### Data for this exercise
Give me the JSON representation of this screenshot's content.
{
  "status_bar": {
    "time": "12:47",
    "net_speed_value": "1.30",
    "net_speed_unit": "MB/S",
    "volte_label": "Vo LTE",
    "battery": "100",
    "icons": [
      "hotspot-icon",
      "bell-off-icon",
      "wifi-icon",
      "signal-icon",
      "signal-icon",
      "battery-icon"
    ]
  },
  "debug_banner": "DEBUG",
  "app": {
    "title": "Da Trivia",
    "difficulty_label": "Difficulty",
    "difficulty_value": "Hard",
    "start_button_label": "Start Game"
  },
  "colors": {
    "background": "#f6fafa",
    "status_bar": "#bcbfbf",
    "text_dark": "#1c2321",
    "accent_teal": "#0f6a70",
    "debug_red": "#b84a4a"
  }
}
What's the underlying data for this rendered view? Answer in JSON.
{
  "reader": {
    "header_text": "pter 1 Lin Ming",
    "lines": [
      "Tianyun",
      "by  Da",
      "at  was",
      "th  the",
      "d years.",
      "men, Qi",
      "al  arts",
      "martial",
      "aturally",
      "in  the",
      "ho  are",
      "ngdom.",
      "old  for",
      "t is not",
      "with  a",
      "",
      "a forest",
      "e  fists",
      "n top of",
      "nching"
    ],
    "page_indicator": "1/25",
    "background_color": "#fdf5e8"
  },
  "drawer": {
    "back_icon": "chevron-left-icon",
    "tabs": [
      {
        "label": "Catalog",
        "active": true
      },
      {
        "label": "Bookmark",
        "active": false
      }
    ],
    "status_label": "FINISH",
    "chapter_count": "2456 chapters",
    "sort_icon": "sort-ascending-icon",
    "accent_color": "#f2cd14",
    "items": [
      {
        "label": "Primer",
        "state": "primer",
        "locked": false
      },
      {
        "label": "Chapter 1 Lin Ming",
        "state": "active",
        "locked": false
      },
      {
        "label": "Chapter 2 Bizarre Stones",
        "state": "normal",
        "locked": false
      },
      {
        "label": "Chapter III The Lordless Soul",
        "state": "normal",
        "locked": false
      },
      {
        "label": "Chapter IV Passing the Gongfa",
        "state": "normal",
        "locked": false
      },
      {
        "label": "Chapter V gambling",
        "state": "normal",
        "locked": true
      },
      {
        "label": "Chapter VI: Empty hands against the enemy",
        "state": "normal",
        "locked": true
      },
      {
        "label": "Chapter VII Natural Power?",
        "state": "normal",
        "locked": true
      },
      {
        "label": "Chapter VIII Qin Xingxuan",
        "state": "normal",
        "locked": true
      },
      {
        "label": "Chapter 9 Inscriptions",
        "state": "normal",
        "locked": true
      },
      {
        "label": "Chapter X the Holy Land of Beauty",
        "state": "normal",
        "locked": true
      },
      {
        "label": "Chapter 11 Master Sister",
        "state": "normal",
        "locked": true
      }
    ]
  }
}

### Exercise directions
Look above for lines with the word "Ming" and copy them all.

### Answer for the task
    "header_text": "pter 1 Lin Ming",
        "label": "Chapter 1 Lin Ming",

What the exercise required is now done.